[Figure data in JSON]

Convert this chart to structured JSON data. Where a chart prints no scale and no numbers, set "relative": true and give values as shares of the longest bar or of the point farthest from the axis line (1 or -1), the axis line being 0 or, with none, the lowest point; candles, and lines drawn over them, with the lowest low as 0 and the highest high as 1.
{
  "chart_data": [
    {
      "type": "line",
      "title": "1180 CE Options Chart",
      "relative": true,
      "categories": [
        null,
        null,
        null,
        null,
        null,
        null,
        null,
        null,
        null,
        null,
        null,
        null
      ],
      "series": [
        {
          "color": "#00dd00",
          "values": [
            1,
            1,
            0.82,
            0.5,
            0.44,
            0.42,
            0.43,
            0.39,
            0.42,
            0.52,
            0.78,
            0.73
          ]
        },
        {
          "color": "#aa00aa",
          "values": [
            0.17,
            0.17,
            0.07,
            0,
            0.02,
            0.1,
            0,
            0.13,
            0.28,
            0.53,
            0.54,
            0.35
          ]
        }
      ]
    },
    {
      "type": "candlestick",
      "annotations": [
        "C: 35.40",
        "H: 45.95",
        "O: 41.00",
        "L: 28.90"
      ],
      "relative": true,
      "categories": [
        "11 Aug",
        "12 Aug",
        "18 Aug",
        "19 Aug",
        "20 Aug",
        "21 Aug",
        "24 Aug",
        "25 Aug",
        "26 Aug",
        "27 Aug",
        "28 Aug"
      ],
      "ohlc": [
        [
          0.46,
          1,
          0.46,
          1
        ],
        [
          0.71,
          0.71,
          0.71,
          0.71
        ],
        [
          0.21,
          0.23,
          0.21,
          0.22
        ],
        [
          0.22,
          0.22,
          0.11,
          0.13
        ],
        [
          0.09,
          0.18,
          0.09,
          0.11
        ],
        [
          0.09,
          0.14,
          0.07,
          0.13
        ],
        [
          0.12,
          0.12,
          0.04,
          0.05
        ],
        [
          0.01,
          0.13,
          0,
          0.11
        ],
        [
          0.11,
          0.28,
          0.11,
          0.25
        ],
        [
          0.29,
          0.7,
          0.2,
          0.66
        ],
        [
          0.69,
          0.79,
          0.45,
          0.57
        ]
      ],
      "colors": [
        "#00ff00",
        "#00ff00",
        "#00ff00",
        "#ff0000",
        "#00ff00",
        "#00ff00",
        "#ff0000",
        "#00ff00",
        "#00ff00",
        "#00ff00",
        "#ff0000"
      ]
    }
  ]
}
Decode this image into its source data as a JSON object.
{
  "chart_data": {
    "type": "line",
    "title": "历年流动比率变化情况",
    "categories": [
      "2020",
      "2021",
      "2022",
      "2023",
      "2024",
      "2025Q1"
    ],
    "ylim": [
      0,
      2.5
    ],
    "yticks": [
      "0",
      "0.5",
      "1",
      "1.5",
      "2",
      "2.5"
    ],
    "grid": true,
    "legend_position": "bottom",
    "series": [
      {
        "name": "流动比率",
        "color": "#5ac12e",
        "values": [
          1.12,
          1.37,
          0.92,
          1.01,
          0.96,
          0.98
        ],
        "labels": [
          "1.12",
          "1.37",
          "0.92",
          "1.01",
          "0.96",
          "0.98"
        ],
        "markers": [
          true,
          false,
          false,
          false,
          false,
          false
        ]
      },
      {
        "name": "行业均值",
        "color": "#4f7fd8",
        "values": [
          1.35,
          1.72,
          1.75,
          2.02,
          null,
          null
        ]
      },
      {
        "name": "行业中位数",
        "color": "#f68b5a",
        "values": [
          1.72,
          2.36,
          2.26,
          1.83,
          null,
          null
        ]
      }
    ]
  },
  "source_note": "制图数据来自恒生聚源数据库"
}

▸ What the task requires:
Say how many lines hold the word "true", giving the number and nothing else.

▸ Response to this exercise:
5